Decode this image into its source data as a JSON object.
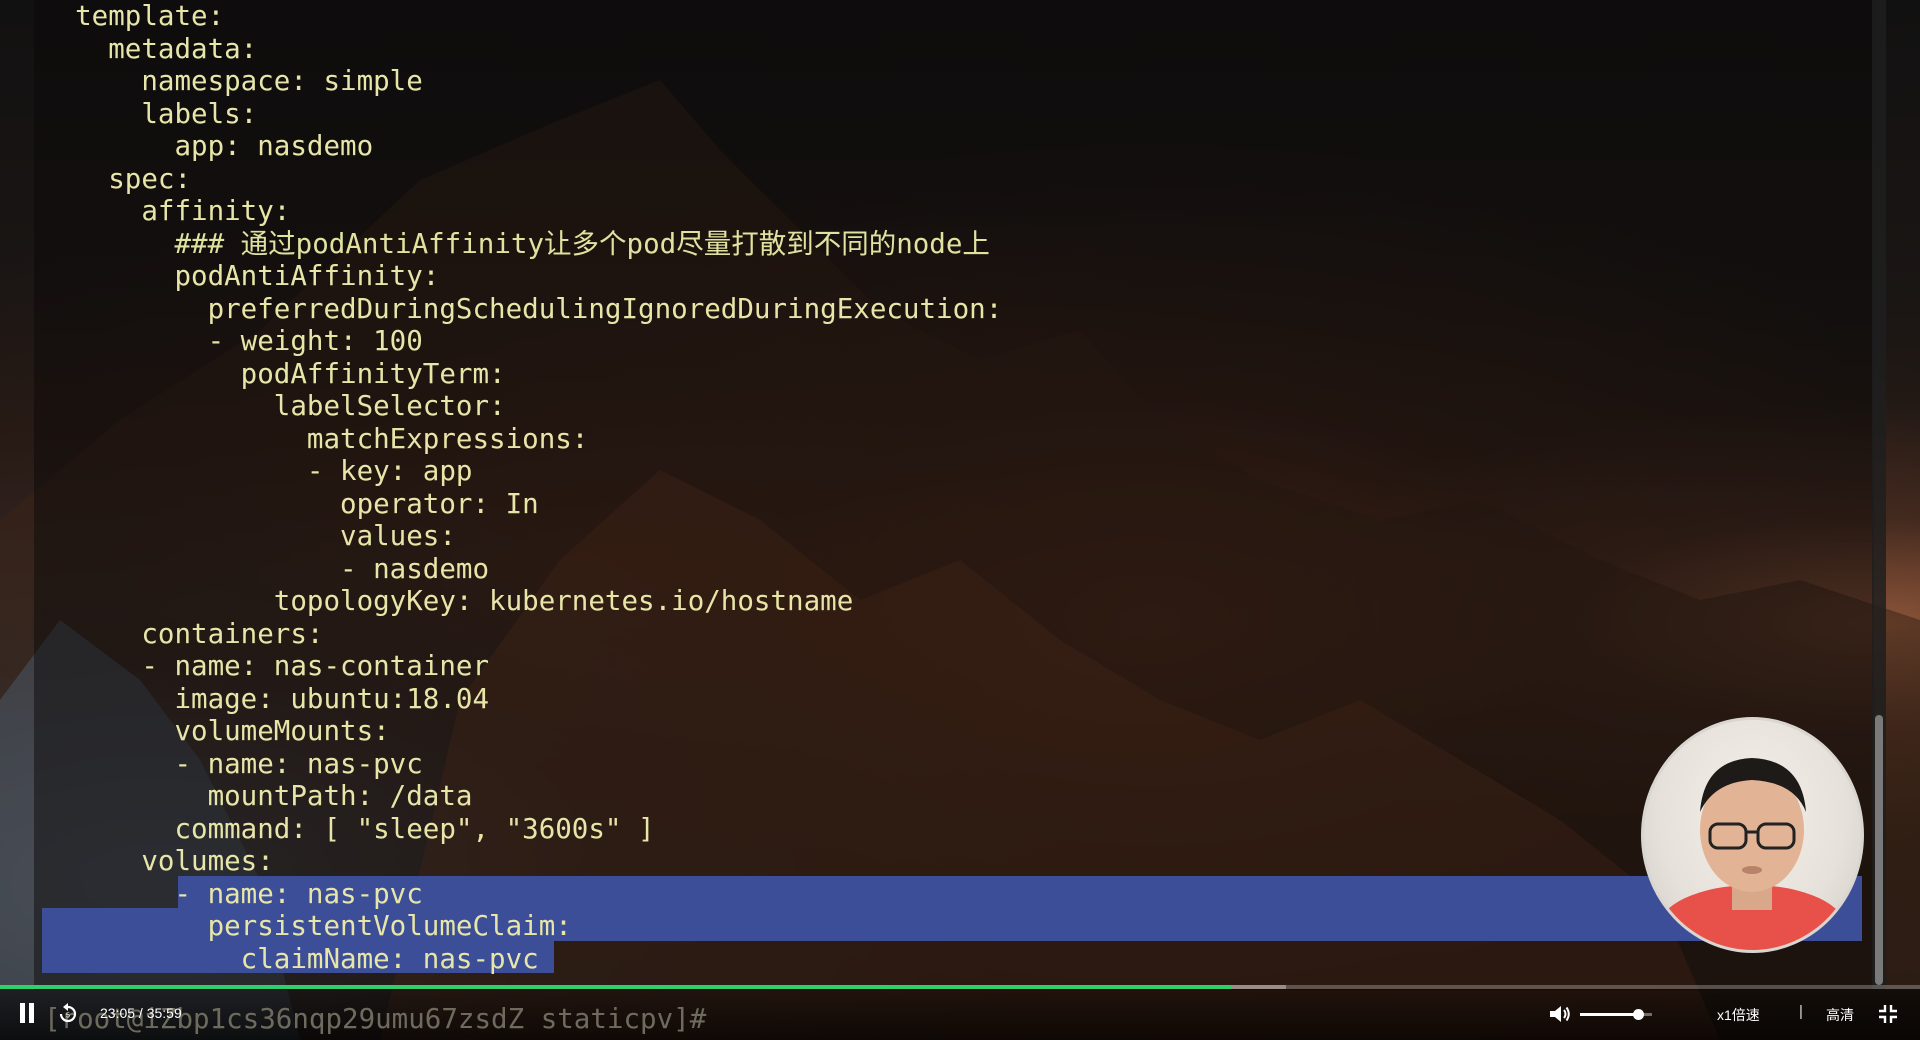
{
  "terminal": {
    "code_lines": [
      "  template:",
      "    metadata:",
      "      namespace: simple",
      "      labels:",
      "        app: nasdemo",
      "    spec:",
      "      affinity:",
      "        ### 通过podAntiAffinity让多个pod尽量打散到不同的node上",
      "        podAntiAffinity:",
      "          preferredDuringSchedulingIgnoredDuringExecution:",
      "          - weight: 100",
      "            podAffinityTerm:",
      "              labelSelector:",
      "                matchExpressions:",
      "                - key: app",
      "                  operator: In",
      "                  values:",
      "                  - nasdemo",
      "              topologyKey: kubernetes.io/hostname",
      "      containers:",
      "      - name: nas-container",
      "        image: ubuntu:18.04",
      "        volumeMounts:",
      "        - name: nas-pvc",
      "          mountPath: /data",
      "        command: [ \"sleep\", \"3600s\" ]",
      "      volumes:",
      "        - name: nas-pvc",
      "          persistentVolumeClaim:",
      "            claimName: nas-pvc"
    ],
    "prompt": "[root@iZbp1cs36nqp29umu67zsdZ staticpv]#",
    "text_color": "#e7e5a8",
    "selection_color": "#3c4e97"
  },
  "player": {
    "time": "23:05 / 35:59",
    "progress_fraction": 0.6411,
    "buffered_fraction": 0.67,
    "volume_fraction": 0.8,
    "speed_label": "x1倍速",
    "separator": "|",
    "quality_label": "高清",
    "progress_color": "#2fd06b",
    "icons": [
      "pause-icon",
      "replay-icon",
      "volume-icon",
      "fullscreen-icon"
    ]
  }
}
____
▶ _Written problem_
Leave out the pictures and transcribe the entries above exactly.

▶ _Answer in full_
Decode this image into its source data as a JSON object.
{
  "terminal": {
    "code_lines": [
      "  template:",
      "    metadata:",
      "      namespace: simple",
      "      labels:",
      "        app: nasdemo",
      "    spec:",
      "      affinity:",
      "        ### 通过podAntiAffinity让多个pod尽量打散到不同的node上",
      "        podAntiAffinity:",
      "          preferredDuringSchedulingIgnoredDuringExecution:",
      "          - weight: 100",
      "            podAffinityTerm:",
      "              labelSelector:",
      "                matchExpressions:",
      "                - key: app",
      "                  operator: In",
      "                  values:",
      "                  - nasdemo",
      "              topologyKey: kubernetes.io/hostname",
      "      containers:",
      "      - name: nas-container",
      "        image: ubuntu:18.04",
      "        volumeMounts:",
      "        - name: nas-pvc",
      "          mountPath: /data",
      "        command: [ \"sleep\", \"3600s\" ]",
      "      volumes:",
      "        - name: nas-pvc",
      "          persistentVolumeClaim:",
      "            claimName: nas-pvc"
    ],
    "prompt": "[root@iZbp1cs36nqp29umu67zsdZ staticpv]#",
    "text_color": "#e7e5a8",
    "selection_color": "#3c4e97"
  },
  "player": {
    "time": "23:05 / 35:59",
    "progress_fraction": 0.6411,
    "buffered_fraction": 0.67,
    "volume_fraction": 0.8,
    "speed_label": "x1倍速",
    "separator": "|",
    "quality_label": "高清",
    "progress_color": "#2fd06b",
    "icons": [
      "pause-icon",
      "replay-icon",
      "volume-icon",
      "fullscreen-icon"
    ]
  }
}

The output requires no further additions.